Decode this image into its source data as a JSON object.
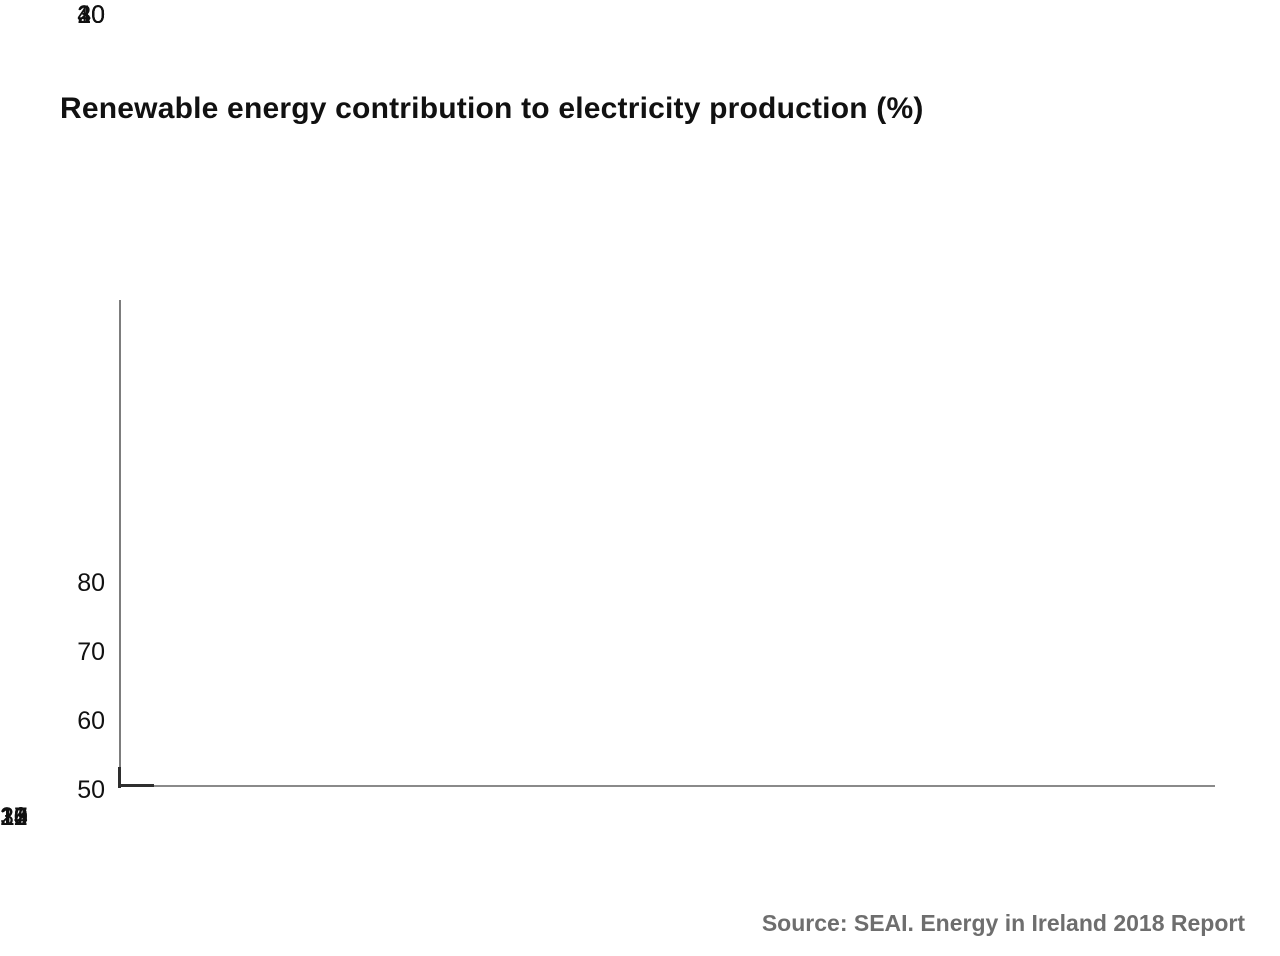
{
  "page": {
    "title": "Renewable energy contribution to electricity production (%)",
    "source_note": "Source: SEAI. Energy in Ireland 2018 Report"
  },
  "chart_data": {
    "type": "line",
    "title": "Renewable energy contribution to electricity production (%)",
    "xlabel": "",
    "ylabel": "",
    "x_tick_labels": [
      "2010",
      "2011",
      "2012",
      "2013",
      "2014",
      "2015",
      "2016",
      "2017",
      "2020",
      "2030"
    ],
    "x_tick_offset_units": [
      0,
      1,
      2,
      3,
      4,
      5,
      6,
      7,
      9,
      11
    ],
    "y_tick_labels": [
      "80",
      "70",
      "60",
      "50",
      "40",
      "30",
      "20",
      "10"
    ],
    "ylim": [
      10,
      80
    ],
    "grid": false,
    "legend": "none",
    "series": [],
    "plot_state": "axes only, no data series plotted yet; short dark line-start segment at bottom-left corner of axes",
    "source": "Source: SEAI. Energy in Ireland 2018 Report",
    "colors": {
      "background": "#ffffff",
      "title_text": "#111111",
      "axis_line": "#7d7d7d",
      "line_start_segment": "#2e2e2e",
      "tick_label_text": "#111111",
      "source_text": "#6e6e6e"
    }
  }
}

■ **What you have to do**: Output the material word for word, omitting its pictures.

■ **Written reply**:
Decode this image into its source data as a JSON object.
{
  "page": {
    "title": "Renewable energy contribution to electricity production (%)",
    "source_note": "Source: SEAI. Energy in Ireland 2018 Report"
  },
  "chart_data": {
    "type": "line",
    "title": "Renewable energy contribution to electricity production (%)",
    "xlabel": "",
    "ylabel": "",
    "x_tick_labels": [
      "2010",
      "2011",
      "2012",
      "2013",
      "2014",
      "2015",
      "2016",
      "2017",
      "2020",
      "2030"
    ],
    "x_tick_offset_units": [
      0,
      1,
      2,
      3,
      4,
      5,
      6,
      7,
      9,
      11
    ],
    "y_tick_labels": [
      "80",
      "70",
      "60",
      "50",
      "40",
      "30",
      "20",
      "10"
    ],
    "ylim": [
      10,
      80
    ],
    "grid": false,
    "legend": "none",
    "series": [],
    "plot_state": "axes only, no data series plotted yet; short dark line-start segment at bottom-left corner of axes",
    "source": "Source: SEAI. Energy in Ireland 2018 Report",
    "colors": {
      "background": "#ffffff",
      "title_text": "#111111",
      "axis_line": "#7d7d7d",
      "line_start_segment": "#2e2e2e",
      "tick_label_text": "#111111",
      "source_text": "#6e6e6e"
    }
  }
}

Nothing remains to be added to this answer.